--- WHAT TO DO ---
Produce a word-for-word copy of the listing below without its pictures.

--- RECORDS FOR THE EXERCISE ---

>>>

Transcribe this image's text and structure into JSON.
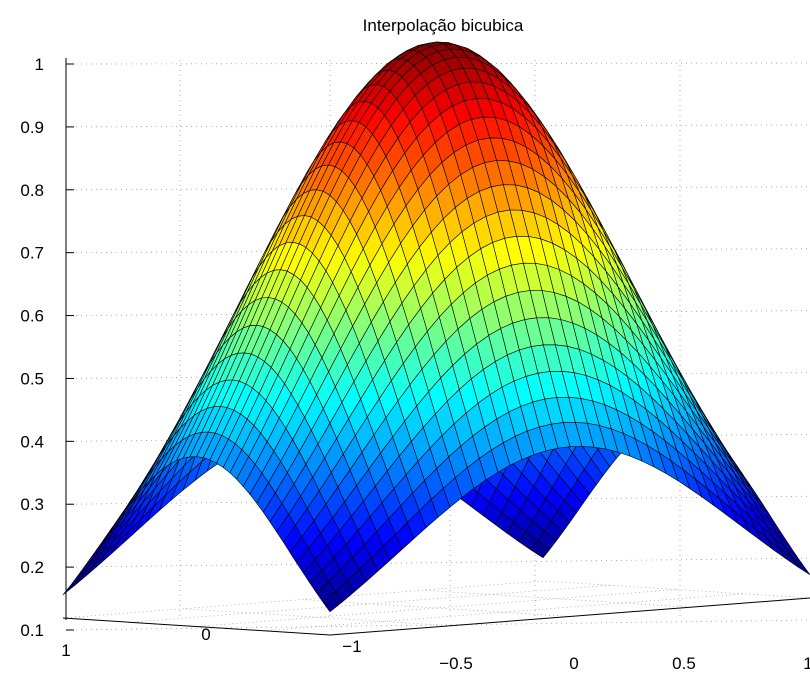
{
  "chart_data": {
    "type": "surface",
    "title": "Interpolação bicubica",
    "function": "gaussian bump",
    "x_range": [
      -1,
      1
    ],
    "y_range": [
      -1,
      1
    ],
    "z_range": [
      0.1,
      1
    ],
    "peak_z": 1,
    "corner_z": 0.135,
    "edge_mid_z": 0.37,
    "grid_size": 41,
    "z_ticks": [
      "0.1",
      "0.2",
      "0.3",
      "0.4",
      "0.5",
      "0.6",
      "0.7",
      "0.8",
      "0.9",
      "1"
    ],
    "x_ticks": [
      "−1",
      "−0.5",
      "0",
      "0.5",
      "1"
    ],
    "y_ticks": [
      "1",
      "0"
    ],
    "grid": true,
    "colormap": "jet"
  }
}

<<<

--- RESULT FOR THIS TASK ---
Transcribe this image's text and structure into JSON.
{
  "chart_data": {
    "type": "surface",
    "title": "Interpolação bicubica",
    "function": "gaussian bump",
    "x_range": [
      -1,
      1
    ],
    "y_range": [
      -1,
      1
    ],
    "z_range": [
      0.1,
      1
    ],
    "peak_z": 1,
    "corner_z": 0.135,
    "edge_mid_z": 0.37,
    "grid_size": 41,
    "z_ticks": [
      "0.1",
      "0.2",
      "0.3",
      "0.4",
      "0.5",
      "0.6",
      "0.7",
      "0.8",
      "0.9",
      "1"
    ],
    "x_ticks": [
      "−1",
      "−0.5",
      "0",
      "0.5",
      "1"
    ],
    "y_ticks": [
      "1",
      "0"
    ],
    "grid": true,
    "colormap": "jet"
  }
}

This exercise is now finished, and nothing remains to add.